▶ [The task]
Copy every line in the records below that contains the word "ОМСУ".

▶ [Records for the task]

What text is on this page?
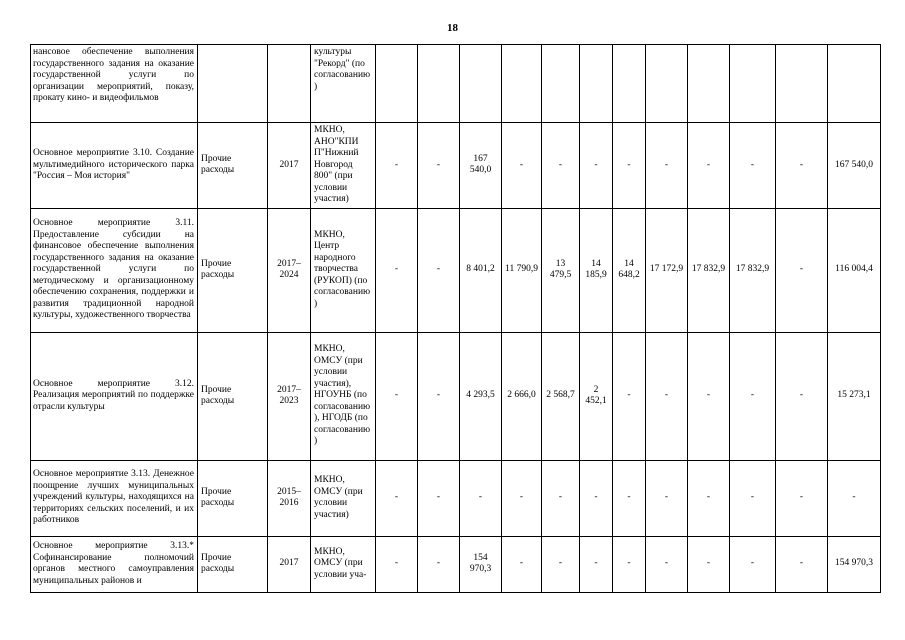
18
нансовое обеспечение выполнения государственного задания на оказание государственной услуги по организации мероприятий, показу, прокату кино- и видеофильмов			культуры "Рекорд" (по согласованию)												
Основное мероприятие 3.10. Создание мультимедийного исторического парка "Россия – Моя история"	Прочие расходы	2017	МКНО, АНО"КПИ П"Нижний Новгород 800" (при условии участия)	-	-	167 540,0	-	-	-	-	-	-	-	-	167 540,0
Основное мероприятие 3.11. Предоставление субсидии на финансовое обеспечение выполнения государственного задания на оказание государственной услуги по методическому и организационному обеспечению сохранения, поддержки и развития традиционной народной культуры, художественного творчества	Прочие расходы	2017–2024	МКНО, Центр народного творчества (РУКОП) (по согласованию)	-	-	8 401,2	11 790,9	13 479,5	14 185,9	14 648,2	17 172,9	17 832,9	17 832,9	-	116 004,4
Основное мероприятие 3.12. Реализация мероприятий по поддержке отрасли культуры	Прочие расходы	2017–2023	МКНО, ОМСУ (при условии участия), НГОУНБ (по согласованию), НГОДБ (по согласованию)	-	-	4 293,5	2 666,0	2 568,7	2 452,1	-	-	-	-	-	15 273,1
Основное мероприятие 3.13. Денежное поощрение лучших муниципальных учреждений культуры, находящихся на территориях сельских поселений, и их работников	Прочие расходы	2015–2016	МКНО, ОМСУ (при условии участия)	-	-	-	-	-	-	-	-	-	-	-	-
Основное мероприятие 3.13.* Софинансирование полномочий органов местного самоуправления муниципальных районов и	Прочие расходы	2017	МКНО, ОМСУ (при условии уча-	-	-	154 970,3	-	-	-	-	-	-	-	-	154 970,3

▶ [Problem solution]
Основное мероприятие 3.12. Реализация мероприятий по поддержке отрасли культуры	Прочие расходы	2017–2023	МКНО, ОМСУ (при условии участия), НГОУНБ (по согласованию), НГОДБ (по согласованию)	-	-	4 293,5	2 666,0	2 568,7	2 452,1	-	-	-	-	-	15 273,1
Основное мероприятие 3.13. Денежное поощрение лучших муниципальных учреждений культуры, находящихся на территориях сельских поселений, и их работников	Прочие расходы	2015–2016	МКНО, ОМСУ (при условии участия)	-	-	-	-	-	-	-	-	-	-	-	-
Основное мероприятие 3.13.* Софинансирование полномочий органов местного самоуправления муниципальных районов и	Прочие расходы	2017	МКНО, ОМСУ (при условии уча-	-	-	154 970,3	-	-	-	-	-	-	-	-	154 970,3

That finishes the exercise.